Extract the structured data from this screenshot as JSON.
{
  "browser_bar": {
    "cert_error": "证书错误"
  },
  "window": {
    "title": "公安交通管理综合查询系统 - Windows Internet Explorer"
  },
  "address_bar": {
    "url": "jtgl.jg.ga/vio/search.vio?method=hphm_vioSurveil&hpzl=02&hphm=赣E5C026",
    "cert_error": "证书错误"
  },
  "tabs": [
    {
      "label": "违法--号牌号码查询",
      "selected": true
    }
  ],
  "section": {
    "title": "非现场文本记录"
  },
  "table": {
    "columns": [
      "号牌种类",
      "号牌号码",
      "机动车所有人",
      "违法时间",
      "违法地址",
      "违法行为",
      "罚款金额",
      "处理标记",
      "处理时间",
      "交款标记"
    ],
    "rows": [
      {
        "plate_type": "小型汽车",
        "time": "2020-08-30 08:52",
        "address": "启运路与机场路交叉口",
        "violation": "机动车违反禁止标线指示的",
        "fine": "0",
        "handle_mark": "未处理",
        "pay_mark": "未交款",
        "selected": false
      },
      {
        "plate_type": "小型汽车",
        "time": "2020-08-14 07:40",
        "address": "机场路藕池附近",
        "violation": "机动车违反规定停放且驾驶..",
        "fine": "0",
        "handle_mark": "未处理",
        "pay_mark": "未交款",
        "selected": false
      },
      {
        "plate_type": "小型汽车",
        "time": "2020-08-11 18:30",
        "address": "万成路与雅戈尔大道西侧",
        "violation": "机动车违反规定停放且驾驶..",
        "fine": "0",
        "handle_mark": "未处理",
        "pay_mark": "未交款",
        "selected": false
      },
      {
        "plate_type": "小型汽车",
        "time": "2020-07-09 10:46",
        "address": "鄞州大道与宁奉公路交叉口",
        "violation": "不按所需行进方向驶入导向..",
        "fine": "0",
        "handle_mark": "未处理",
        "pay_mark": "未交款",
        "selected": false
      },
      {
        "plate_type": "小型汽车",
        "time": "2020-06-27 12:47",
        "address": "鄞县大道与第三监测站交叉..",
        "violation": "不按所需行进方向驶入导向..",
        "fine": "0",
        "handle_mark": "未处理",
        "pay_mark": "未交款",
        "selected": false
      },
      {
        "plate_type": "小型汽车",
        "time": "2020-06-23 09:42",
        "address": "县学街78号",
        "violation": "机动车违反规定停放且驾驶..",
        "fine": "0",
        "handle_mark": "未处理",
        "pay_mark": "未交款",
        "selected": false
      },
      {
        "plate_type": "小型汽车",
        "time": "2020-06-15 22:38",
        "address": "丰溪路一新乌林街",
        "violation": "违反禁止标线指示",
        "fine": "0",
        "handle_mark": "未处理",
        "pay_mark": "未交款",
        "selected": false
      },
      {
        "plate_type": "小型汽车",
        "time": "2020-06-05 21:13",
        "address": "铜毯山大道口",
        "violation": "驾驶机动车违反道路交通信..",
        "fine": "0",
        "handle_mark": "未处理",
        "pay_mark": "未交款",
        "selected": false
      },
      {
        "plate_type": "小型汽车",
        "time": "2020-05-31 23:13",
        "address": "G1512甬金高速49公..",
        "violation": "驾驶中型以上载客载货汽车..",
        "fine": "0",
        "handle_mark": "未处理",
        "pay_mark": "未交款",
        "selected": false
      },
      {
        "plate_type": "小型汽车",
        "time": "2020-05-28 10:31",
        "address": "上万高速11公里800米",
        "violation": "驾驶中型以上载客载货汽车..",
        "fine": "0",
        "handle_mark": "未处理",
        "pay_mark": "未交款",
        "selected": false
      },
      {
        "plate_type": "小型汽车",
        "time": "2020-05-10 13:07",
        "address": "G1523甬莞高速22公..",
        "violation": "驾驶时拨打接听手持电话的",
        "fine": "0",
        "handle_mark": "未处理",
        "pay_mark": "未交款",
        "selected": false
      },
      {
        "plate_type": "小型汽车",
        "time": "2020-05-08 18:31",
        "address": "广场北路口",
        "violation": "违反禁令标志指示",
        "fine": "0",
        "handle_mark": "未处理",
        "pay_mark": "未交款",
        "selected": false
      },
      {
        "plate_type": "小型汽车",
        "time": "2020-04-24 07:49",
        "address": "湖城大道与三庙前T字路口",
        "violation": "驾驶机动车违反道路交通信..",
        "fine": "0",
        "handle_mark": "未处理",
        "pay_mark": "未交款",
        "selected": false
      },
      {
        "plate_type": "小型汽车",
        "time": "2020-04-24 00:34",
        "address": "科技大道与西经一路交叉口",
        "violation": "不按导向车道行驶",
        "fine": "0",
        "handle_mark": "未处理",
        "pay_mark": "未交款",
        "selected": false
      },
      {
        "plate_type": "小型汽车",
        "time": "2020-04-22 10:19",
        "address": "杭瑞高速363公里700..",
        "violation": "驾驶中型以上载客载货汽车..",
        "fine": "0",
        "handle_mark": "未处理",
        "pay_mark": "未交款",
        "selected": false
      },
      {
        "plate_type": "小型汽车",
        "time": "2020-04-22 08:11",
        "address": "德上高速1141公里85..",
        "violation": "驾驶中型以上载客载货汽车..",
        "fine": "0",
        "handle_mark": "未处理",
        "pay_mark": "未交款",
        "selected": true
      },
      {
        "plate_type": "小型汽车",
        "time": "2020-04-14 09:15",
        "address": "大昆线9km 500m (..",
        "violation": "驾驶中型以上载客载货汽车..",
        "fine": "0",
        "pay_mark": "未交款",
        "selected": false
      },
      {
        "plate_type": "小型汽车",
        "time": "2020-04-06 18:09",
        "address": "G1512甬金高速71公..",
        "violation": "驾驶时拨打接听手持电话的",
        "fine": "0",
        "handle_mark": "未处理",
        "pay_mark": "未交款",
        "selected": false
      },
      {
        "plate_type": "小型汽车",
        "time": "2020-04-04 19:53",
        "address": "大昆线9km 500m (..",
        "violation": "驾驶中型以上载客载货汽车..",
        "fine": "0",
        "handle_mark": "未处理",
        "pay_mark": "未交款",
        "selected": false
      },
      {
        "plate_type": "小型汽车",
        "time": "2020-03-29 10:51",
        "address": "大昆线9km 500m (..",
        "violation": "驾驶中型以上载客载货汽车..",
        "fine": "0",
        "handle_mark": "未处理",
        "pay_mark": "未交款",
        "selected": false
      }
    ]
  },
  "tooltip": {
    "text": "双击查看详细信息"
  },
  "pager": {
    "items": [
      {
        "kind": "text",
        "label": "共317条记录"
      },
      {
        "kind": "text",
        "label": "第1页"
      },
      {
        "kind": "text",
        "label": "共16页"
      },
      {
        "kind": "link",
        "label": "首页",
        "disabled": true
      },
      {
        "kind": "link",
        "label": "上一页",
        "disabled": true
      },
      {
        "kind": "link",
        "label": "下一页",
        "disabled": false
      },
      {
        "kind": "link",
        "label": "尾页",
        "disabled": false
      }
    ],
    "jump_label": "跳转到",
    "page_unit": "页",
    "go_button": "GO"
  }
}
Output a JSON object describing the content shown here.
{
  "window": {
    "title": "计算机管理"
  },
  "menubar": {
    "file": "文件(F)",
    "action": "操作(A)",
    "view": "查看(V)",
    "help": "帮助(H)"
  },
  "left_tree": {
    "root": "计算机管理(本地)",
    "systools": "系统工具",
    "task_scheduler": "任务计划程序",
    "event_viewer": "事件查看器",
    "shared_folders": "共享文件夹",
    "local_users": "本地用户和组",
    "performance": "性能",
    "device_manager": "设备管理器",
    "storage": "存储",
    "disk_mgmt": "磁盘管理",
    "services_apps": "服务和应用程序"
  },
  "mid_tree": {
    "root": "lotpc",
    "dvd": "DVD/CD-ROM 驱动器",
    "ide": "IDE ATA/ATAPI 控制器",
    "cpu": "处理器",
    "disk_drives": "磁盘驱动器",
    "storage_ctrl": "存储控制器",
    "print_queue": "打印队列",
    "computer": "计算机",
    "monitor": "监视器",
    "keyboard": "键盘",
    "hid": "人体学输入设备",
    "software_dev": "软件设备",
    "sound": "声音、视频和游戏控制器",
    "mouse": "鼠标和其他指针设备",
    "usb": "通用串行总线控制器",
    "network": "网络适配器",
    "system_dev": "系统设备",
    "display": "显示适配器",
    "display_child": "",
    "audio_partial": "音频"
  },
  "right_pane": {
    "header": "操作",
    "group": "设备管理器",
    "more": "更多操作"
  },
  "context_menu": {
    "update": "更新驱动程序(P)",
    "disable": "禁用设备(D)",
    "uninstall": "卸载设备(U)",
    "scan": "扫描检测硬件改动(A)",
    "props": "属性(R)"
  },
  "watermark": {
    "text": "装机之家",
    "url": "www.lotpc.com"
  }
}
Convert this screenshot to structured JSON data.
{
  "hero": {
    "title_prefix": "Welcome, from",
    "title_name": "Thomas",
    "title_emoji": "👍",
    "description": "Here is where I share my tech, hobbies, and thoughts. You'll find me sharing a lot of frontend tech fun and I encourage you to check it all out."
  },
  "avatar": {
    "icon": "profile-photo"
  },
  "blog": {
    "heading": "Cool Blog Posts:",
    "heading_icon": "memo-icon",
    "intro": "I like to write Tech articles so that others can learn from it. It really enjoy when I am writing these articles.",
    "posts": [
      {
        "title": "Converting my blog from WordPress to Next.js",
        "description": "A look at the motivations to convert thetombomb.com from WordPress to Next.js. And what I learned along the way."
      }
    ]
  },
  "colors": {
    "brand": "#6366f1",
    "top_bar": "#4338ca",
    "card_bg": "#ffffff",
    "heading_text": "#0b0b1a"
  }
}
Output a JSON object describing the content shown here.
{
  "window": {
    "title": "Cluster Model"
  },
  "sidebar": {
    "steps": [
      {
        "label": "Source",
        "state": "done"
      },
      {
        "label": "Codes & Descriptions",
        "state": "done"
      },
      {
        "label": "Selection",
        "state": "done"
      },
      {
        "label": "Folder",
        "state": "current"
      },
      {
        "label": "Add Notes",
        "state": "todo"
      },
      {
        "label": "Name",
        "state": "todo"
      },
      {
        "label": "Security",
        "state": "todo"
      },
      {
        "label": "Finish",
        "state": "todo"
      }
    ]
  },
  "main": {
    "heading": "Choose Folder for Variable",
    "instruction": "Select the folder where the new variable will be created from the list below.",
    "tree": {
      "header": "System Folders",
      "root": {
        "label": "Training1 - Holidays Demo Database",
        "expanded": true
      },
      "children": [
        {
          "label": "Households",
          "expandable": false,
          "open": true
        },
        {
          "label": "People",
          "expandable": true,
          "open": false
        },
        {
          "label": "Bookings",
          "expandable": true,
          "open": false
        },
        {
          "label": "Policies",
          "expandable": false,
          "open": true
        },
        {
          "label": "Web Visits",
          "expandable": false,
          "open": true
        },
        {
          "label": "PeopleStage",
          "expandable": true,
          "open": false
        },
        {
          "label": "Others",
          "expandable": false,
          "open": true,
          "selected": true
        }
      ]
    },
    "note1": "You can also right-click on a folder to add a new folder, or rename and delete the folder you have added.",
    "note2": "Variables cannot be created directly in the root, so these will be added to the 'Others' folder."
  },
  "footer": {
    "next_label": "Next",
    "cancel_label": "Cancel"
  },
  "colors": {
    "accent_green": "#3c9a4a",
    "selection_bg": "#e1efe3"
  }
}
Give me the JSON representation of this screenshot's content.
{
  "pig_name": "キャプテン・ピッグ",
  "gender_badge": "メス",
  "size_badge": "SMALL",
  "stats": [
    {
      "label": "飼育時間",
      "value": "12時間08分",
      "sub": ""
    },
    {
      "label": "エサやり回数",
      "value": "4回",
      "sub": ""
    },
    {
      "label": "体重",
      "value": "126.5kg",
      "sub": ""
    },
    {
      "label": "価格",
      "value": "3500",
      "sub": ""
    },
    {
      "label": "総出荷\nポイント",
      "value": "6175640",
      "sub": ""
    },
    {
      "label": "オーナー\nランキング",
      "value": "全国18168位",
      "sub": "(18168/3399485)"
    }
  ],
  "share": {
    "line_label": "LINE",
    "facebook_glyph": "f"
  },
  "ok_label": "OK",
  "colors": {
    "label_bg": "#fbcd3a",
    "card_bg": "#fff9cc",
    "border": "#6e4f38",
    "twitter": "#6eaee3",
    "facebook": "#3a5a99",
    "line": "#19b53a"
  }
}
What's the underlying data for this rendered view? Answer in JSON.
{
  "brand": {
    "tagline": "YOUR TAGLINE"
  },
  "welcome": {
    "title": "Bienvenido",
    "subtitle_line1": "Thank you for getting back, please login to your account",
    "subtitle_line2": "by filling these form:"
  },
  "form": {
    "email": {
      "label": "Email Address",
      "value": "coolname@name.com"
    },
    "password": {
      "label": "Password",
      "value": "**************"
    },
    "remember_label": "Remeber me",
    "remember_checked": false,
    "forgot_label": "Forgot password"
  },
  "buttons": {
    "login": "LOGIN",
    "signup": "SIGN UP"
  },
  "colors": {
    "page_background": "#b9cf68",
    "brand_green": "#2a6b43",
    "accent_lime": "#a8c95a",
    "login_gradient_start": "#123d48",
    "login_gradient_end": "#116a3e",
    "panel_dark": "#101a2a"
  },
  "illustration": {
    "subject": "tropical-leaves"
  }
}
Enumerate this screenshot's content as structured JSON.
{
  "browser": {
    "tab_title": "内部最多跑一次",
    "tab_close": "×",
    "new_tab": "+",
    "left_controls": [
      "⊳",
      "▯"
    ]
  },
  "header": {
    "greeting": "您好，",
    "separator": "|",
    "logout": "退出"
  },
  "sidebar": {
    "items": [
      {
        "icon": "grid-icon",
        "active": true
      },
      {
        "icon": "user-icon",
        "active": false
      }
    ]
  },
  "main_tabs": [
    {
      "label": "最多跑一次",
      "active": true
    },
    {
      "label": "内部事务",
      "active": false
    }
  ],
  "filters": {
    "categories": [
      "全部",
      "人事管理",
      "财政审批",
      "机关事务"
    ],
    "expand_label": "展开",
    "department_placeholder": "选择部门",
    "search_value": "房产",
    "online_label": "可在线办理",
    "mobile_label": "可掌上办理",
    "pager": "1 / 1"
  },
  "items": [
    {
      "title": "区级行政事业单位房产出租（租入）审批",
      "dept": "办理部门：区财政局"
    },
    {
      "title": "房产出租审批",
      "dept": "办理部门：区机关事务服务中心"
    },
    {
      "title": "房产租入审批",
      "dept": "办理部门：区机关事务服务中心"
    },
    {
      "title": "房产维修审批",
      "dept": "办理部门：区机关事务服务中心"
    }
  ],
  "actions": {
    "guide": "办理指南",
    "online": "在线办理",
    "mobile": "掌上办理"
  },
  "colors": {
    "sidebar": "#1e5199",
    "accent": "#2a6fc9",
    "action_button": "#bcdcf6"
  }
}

EXERCISE DETAILS: Going over the lines above, work out how many include "this", then give only that number.

WORKED ANSWER: 5